### Excerpted records:

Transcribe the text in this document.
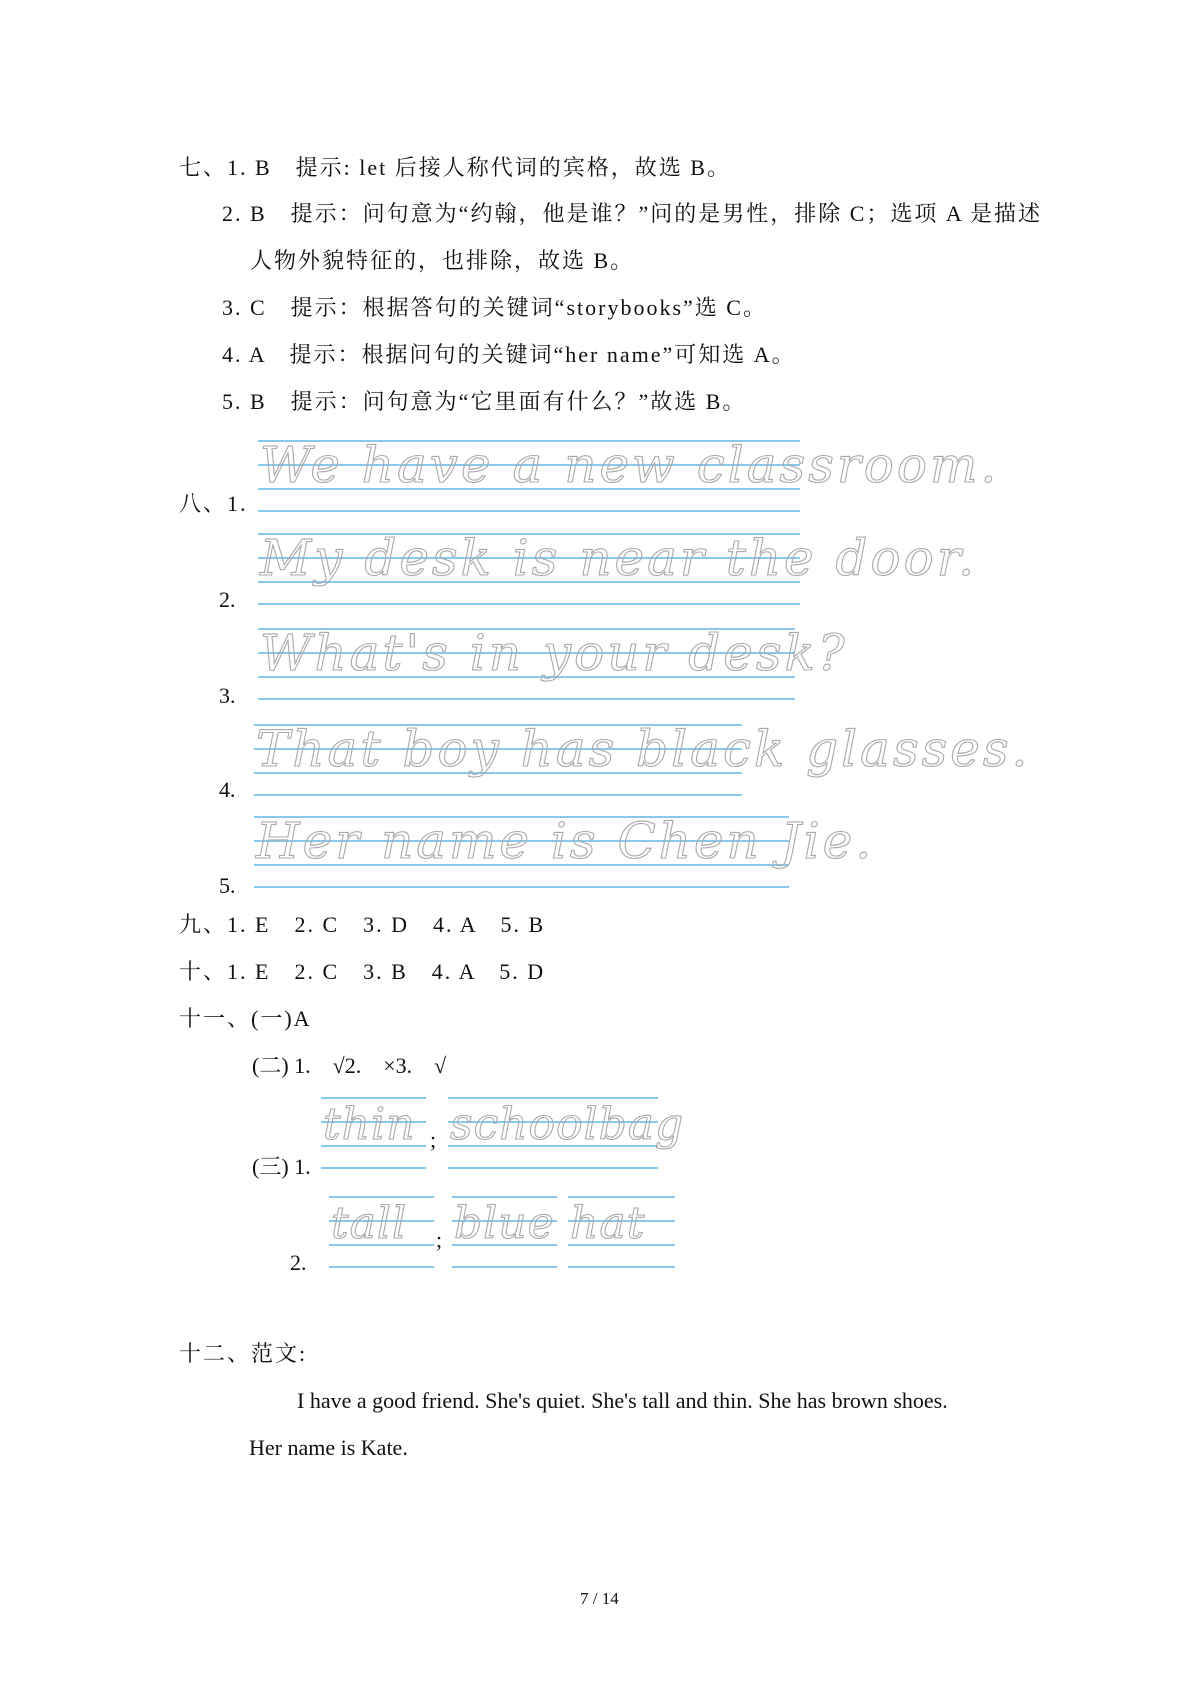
七、1. B　提示: let 后接人称代词的宾格，故选 B。
2. B　提示：问句意为“约翰，他是谁？”问的是男性，排除 C；选项 A 是描述
人物外貌特征的，也排除，故选 B。
3. C　提示：根据答句的关键词“storybooks”选 C。
4. A　提示：根据问句的关键词“her name”可知选 A。
5. B　提示：问句意为“它里面有什么？”故选 B。
八、1.
We have a new classroom.
2.
My desk is near the door.
3.
What's in your desk?
4.
That boy has black glasses.
5.
Her name is Chen Jie.
九、1. E　2. C　3. D　4. A　5. B
十、1. E　2. C　3. B　4. A　5. D
十一、(一)A
(二) 1.　√2.　×3.　√
(三) 1.
thin ; schoolbag
2.
tall ; blue hat
十二、范文:
I have a good friend. She's quiet. She's tall and thin. She has brown shoes.
Her name is Kate.
7 / 14
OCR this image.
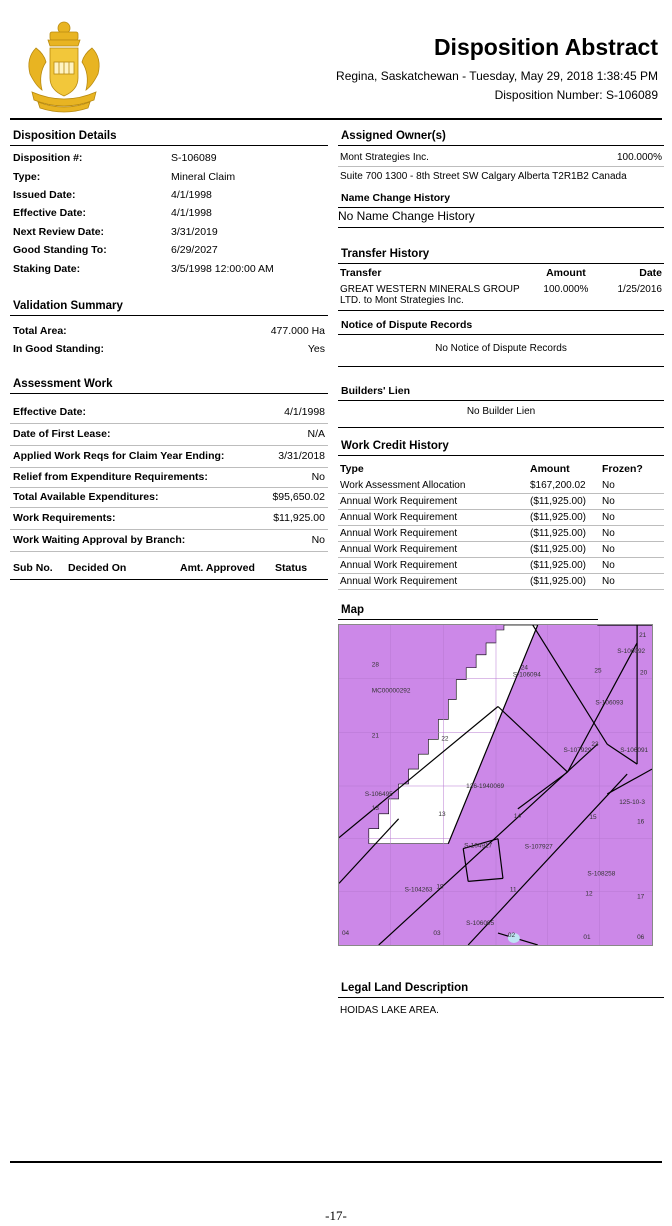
Disposition Abstract
Regina, Saskatchewan - Tuesday, May 29, 2018 1:38:45 PM
Disposition Number: S-106089
Disposition Details
Disposition #:	S-106089
Type:	Mineral Claim
Issued Date:	4/1/1998
Effective Date:	4/1/1998
Next Review Date:	3/31/2019
Good Standing To:	6/29/2027
Staking Date:	3/5/1998 12:00:00 AM
Validation Summary
Total Area:	477.000 Ha
In Good Standing:	Yes
Assessment Work
Effective Date:	4/1/1998
Date of First Lease:	N/A
Applied Work Reqs for Claim Year Ending:	3/31/2018
Relief from Expenditure Requirements:	No
Total Available Expenditures:	$95,650.02
Work Requirements:	$11,925.00
Work Waiting Approval by Branch:	No
Sub No.	Decided On	Amt. Approved	Status
Assigned Owner(s)
Mont Strategies Inc.	100.000%
Suite 700 1300 - 8th Street SW Calgary Alberta T2R1B2 Canada
Name Change History
No Name Change History
Transfer History
Transfer	Amount	Date
GREAT WESTERN MINERALS GROUP LTD. to Mont Strategies Inc.	100.000%	1/25/2016
Notice of Dispute Records
No Notice of Dispute Records
Builders' Lien
No Builder Lien
Work Credit History
Type	Amount	Frozen?
Work Assessment Allocation	$167,200.02	No
Annual Work Requirement	($11,925.00)	No
Annual Work Requirement	($11,925.00)	No
Annual Work Requirement	($11,925.00)	No
Annual Work Requirement	($11,925.00)	No
Annual Work Requirement	($11,925.00)	No
Annual Work Requirement	($11,925.00)	No
Map
28	24	25
21
20
21	22
23
13	14	15
16
13
12
11
19
17
04	03	02	01	06
MC00000292
S-106094
S-106092
S-106093
S-107929	S-106091
S-106495
126-1940069
S-104917	S-107927
S-108258
S-104263
S-106095
125-10-3
Legal Land Description
HOIDAS LAKE AREA.
-17-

### Aim:
Scan the material above. Return every line containing the string "have".

### Full answer:
We have a new classroom.
I have a good friend. She's quiet. She's tall and thin. She has brown shoes.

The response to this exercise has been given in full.